-- What you should do --
Repeat the whole listing exactly as written.

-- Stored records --
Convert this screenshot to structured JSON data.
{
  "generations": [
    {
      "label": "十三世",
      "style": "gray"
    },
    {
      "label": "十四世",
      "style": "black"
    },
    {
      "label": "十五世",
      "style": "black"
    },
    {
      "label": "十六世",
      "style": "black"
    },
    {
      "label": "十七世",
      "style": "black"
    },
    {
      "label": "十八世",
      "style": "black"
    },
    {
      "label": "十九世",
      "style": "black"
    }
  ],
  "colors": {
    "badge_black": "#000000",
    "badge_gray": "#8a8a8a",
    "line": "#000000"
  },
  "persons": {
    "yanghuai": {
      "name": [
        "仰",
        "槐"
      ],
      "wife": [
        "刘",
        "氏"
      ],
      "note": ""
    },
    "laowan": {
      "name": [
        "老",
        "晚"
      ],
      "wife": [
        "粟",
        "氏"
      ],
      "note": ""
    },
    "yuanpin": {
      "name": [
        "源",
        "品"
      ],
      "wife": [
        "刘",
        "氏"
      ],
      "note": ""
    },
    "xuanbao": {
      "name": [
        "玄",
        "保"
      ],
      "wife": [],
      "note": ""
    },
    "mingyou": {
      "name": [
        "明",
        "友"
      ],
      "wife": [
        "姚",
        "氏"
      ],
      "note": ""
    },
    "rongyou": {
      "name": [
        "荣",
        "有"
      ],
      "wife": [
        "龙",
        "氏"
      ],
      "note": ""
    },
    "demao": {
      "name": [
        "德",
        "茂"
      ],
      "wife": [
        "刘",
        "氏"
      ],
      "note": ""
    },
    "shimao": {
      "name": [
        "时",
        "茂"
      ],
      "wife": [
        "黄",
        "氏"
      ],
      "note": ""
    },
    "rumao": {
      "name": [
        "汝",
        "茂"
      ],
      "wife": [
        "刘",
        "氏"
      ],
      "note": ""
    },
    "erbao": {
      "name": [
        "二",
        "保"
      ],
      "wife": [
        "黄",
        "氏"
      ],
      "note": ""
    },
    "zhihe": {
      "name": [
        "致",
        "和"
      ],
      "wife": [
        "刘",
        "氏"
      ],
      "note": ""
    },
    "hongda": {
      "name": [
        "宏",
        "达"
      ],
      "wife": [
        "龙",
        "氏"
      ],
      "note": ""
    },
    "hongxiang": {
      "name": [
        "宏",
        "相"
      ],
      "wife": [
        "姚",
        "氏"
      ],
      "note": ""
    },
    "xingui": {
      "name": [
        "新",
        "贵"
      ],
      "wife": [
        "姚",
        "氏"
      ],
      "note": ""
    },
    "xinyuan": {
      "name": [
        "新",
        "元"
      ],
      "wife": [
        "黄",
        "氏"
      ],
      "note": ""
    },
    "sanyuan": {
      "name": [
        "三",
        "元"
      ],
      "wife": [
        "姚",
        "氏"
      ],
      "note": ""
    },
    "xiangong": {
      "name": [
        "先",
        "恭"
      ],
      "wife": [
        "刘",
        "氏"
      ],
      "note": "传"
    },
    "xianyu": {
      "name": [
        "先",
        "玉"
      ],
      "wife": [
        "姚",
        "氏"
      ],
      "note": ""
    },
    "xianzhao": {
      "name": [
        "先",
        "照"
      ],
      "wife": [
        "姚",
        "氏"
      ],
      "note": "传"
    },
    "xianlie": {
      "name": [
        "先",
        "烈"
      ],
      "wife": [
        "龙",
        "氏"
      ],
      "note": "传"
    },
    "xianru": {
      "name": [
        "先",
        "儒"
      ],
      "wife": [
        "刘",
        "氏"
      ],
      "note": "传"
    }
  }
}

-- Written answer --
Convert this screenshot to structured JSON data.
{
  "generations": [
    {
      "label": "十三世",
      "style": "gray"
    },
    {
      "label": "十四世",
      "style": "black"
    },
    {
      "label": "十五世",
      "style": "black"
    },
    {
      "label": "十六世",
      "style": "black"
    },
    {
      "label": "十七世",
      "style": "black"
    },
    {
      "label": "十八世",
      "style": "black"
    },
    {
      "label": "十九世",
      "style": "black"
    }
  ],
  "colors": {
    "badge_black": "#000000",
    "badge_gray": "#8a8a8a",
    "line": "#000000"
  },
  "persons": {
    "yanghuai": {
      "name": [
        "仰",
        "槐"
      ],
      "wife": [
        "刘",
        "氏"
      ],
      "note": ""
    },
    "laowan": {
      "name": [
        "老",
        "晚"
      ],
      "wife": [
        "粟",
        "氏"
      ],
      "note": ""
    },
    "yuanpin": {
      "name": [
        "源",
        "品"
      ],
      "wife": [
        "刘",
        "氏"
      ],
      "note": ""
    },
    "xuanbao": {
      "name": [
        "玄",
        "保"
      ],
      "wife": [],
      "note": ""
    },
    "mingyou": {
      "name": [
        "明",
        "友"
      ],
      "wife": [
        "姚",
        "氏"
      ],
      "note": ""
    },
    "rongyou": {
      "name": [
        "荣",
        "有"
      ],
      "wife": [
        "龙",
        "氏"
      ],
      "note": ""
    },
    "demao": {
      "name": [
        "德",
        "茂"
      ],
      "wife": [
        "刘",
        "氏"
      ],
      "note": ""
    },
    "shimao": {
      "name": [
        "时",
        "茂"
      ],
      "wife": [
        "黄",
        "氏"
      ],
      "note": ""
    },
    "rumao": {
      "name": [
        "汝",
        "茂"
      ],
      "wife": [
        "刘",
        "氏"
      ],
      "note": ""
    },
    "erbao": {
      "name": [
        "二",
        "保"
      ],
      "wife": [
        "黄",
        "氏"
      ],
      "note": ""
    },
    "zhihe": {
      "name": [
        "致",
        "和"
      ],
      "wife": [
        "刘",
        "氏"
      ],
      "note": ""
    },
    "hongda": {
      "name": [
        "宏",
        "达"
      ],
      "wife": [
        "龙",
        "氏"
      ],
      "note": ""
    },
    "hongxiang": {
      "name": [
        "宏",
        "相"
      ],
      "wife": [
        "姚",
        "氏"
      ],
      "note": ""
    },
    "xingui": {
      "name": [
        "新",
        "贵"
      ],
      "wife": [
        "姚",
        "氏"
      ],
      "note": ""
    },
    "xinyuan": {
      "name": [
        "新",
        "元"
      ],
      "wife": [
        "黄",
        "氏"
      ],
      "note": ""
    },
    "sanyuan": {
      "name": [
        "三",
        "元"
      ],
      "wife": [
        "姚",
        "氏"
      ],
      "note": ""
    },
    "xiangong": {
      "name": [
        "先",
        "恭"
      ],
      "wife": [
        "刘",
        "氏"
      ],
      "note": "传"
    },
    "xianyu": {
      "name": [
        "先",
        "玉"
      ],
      "wife": [
        "姚",
        "氏"
      ],
      "note": ""
    },
    "xianzhao": {
      "name": [
        "先",
        "照"
      ],
      "wife": [
        "姚",
        "氏"
      ],
      "note": "传"
    },
    "xianlie": {
      "name": [
        "先",
        "烈"
      ],
      "wife": [
        "龙",
        "氏"
      ],
      "note": "传"
    },
    "xianru": {
      "name": [
        "先",
        "儒"
      ],
      "wife": [
        "刘",
        "氏"
      ],
      "note": "传"
    }
  }
}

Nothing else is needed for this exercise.